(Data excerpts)
= = =

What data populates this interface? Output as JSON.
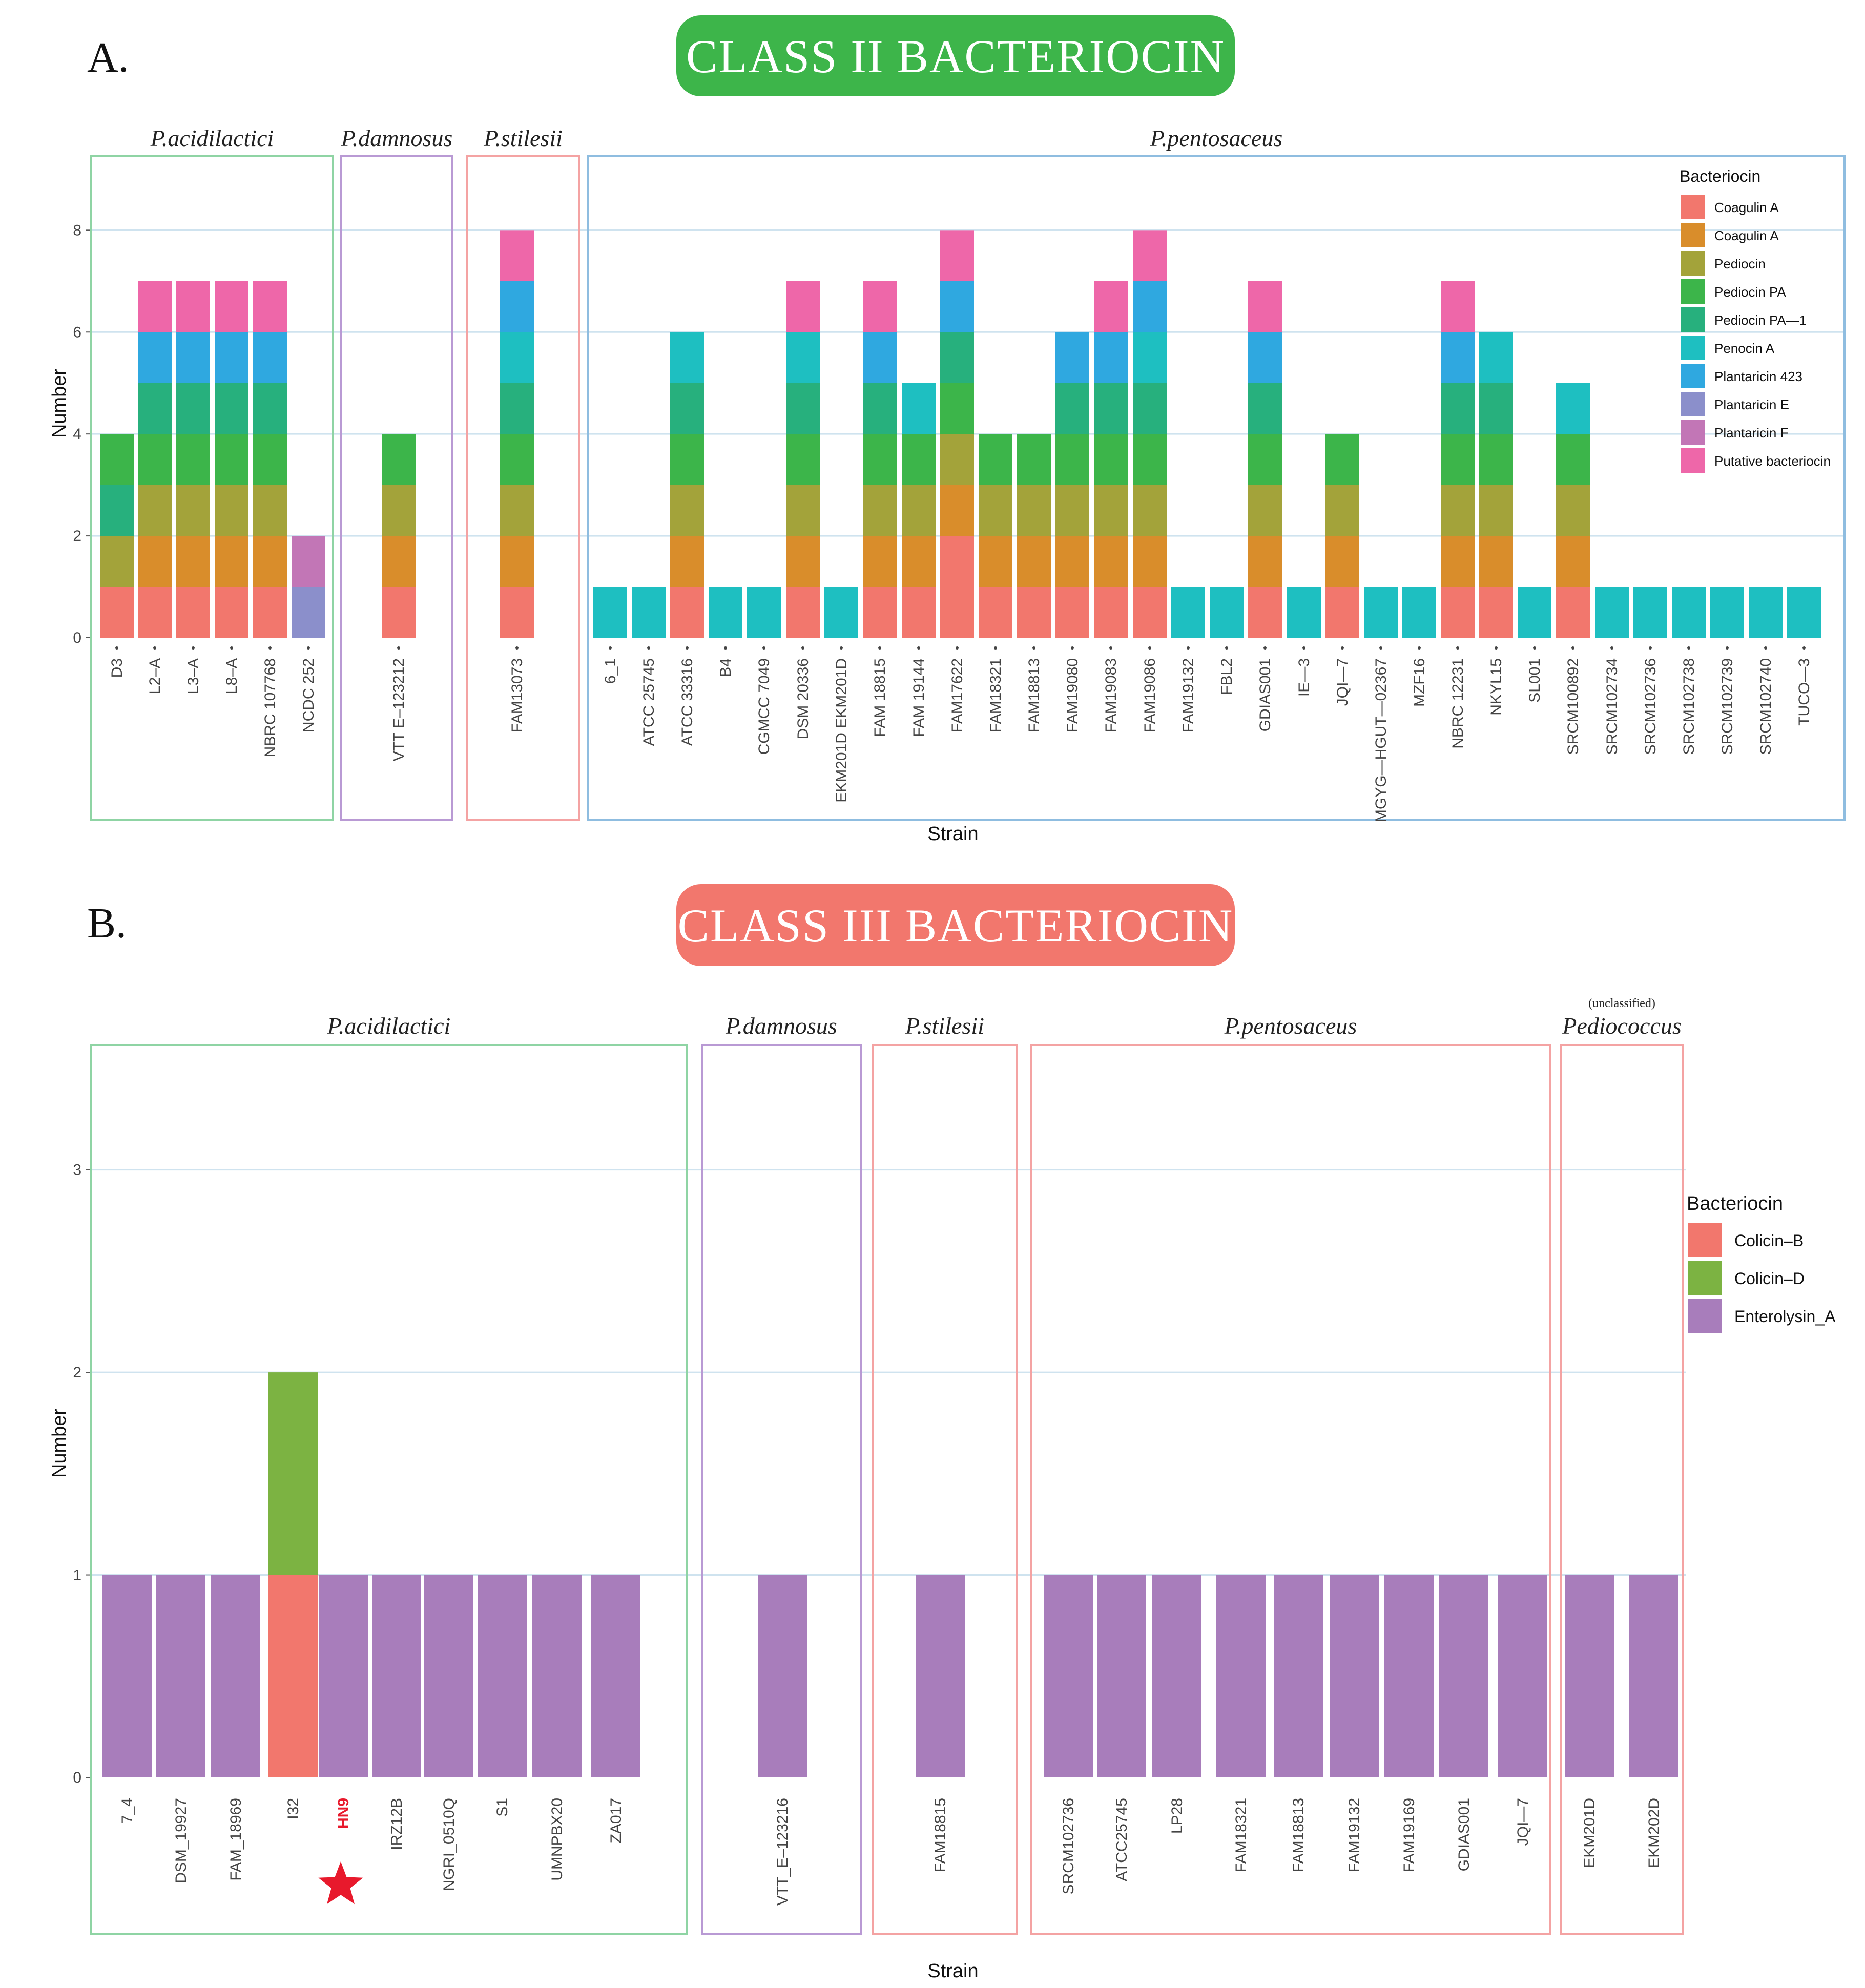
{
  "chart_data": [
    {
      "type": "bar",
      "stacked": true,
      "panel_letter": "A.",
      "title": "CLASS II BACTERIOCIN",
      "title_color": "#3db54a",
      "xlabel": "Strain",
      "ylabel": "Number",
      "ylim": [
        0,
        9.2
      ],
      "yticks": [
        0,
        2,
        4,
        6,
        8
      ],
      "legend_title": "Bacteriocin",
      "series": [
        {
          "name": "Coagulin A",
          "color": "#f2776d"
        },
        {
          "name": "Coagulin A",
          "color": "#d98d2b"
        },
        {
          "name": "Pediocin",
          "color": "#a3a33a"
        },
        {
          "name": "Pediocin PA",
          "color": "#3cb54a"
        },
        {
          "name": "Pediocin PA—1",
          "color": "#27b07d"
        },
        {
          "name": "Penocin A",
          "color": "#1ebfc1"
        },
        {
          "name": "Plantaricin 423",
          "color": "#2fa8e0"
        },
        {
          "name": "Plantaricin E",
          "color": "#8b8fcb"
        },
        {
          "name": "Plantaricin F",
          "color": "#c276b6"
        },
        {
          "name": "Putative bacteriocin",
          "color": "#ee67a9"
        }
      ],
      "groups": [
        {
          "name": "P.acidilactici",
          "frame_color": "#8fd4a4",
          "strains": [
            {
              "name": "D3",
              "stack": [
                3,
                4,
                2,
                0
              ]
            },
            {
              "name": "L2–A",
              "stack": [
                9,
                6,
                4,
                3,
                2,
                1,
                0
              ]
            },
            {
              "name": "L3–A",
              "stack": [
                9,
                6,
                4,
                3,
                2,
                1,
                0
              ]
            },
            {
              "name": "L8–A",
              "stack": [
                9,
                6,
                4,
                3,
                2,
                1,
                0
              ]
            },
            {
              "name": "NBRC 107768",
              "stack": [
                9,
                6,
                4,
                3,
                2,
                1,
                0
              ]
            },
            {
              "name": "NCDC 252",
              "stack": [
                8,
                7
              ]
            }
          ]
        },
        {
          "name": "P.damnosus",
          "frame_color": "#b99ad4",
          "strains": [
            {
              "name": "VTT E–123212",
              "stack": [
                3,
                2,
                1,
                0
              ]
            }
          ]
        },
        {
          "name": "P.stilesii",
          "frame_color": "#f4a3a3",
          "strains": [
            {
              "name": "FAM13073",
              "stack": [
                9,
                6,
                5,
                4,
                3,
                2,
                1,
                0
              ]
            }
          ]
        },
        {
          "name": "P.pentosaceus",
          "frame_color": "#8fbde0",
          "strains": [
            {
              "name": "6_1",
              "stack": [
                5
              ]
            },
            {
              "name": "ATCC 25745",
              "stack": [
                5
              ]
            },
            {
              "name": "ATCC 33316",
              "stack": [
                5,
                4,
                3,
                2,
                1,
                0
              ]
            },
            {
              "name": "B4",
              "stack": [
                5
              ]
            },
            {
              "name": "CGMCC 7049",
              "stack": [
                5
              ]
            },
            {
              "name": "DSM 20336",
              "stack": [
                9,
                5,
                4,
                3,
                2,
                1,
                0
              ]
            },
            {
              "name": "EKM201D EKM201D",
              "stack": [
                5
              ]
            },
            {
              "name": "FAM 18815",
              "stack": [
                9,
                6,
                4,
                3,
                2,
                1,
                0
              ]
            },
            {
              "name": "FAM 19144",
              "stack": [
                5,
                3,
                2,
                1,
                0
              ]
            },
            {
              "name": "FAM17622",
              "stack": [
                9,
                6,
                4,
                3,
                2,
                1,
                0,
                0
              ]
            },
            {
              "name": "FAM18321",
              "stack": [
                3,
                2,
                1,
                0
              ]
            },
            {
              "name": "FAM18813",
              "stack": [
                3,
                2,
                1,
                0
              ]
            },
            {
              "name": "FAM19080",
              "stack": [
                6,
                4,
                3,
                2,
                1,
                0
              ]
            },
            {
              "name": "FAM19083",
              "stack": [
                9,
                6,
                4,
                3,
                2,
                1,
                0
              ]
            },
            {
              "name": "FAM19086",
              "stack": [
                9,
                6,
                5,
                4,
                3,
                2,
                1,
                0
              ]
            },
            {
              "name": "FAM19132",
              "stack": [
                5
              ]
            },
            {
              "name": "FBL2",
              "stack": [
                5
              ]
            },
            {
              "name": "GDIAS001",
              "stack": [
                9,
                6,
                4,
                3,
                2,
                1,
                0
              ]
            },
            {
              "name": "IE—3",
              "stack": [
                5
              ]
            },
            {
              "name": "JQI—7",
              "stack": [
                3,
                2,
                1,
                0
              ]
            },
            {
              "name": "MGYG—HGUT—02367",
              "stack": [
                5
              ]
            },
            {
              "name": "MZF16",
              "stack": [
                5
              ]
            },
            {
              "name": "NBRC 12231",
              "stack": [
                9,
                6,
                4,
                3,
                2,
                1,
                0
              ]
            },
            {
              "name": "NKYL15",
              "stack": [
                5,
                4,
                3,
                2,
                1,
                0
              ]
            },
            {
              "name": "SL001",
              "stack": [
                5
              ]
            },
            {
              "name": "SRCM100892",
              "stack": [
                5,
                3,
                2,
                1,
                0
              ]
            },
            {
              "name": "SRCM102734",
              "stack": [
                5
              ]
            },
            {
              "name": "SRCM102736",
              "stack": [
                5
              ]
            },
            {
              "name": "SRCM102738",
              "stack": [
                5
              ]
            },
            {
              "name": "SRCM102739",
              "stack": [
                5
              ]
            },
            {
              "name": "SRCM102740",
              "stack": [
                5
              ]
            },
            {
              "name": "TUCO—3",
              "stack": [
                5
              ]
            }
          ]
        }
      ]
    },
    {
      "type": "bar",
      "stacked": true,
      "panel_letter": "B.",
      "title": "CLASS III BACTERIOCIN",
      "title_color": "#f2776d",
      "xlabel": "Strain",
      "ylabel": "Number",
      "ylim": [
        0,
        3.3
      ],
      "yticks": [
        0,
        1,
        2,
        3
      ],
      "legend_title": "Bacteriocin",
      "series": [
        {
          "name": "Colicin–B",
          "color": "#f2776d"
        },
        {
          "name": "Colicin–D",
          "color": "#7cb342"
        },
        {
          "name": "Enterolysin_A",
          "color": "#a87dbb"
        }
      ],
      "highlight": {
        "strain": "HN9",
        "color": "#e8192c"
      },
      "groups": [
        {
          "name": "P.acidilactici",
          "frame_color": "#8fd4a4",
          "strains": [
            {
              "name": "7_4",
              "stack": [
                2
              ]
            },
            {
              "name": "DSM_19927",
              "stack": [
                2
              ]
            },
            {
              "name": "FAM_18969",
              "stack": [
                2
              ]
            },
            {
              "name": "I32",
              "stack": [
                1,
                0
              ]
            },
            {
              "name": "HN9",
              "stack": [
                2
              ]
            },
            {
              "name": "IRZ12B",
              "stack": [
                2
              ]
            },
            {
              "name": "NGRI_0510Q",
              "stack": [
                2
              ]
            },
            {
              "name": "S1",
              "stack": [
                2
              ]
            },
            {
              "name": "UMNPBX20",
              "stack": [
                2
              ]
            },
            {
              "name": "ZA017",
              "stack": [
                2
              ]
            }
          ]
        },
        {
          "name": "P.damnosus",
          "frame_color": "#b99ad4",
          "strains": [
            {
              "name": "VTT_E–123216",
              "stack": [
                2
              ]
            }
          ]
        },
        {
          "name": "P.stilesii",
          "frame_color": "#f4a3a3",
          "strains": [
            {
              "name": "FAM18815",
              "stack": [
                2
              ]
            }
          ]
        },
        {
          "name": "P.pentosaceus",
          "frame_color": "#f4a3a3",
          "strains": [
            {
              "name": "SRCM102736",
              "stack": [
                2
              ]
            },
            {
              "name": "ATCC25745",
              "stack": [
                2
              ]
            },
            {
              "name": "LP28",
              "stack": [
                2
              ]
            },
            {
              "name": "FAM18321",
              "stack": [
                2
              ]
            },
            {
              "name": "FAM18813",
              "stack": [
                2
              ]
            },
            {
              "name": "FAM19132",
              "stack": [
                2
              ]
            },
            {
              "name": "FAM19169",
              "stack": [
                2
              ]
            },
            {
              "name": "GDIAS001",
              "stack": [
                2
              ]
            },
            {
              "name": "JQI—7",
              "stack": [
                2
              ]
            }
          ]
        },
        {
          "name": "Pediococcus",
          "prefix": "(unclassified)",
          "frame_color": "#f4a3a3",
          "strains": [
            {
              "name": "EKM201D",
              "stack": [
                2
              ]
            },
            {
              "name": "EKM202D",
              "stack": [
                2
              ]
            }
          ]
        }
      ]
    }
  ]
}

= = =

PROMPT =>
From the entries, copy out each line containing the word "Plantaricin".

REPLY TO THE EXERCISE =>
          "name": "Plantaricin 423",
          "name": "Plantaricin E",
          "name": "Plantaricin F",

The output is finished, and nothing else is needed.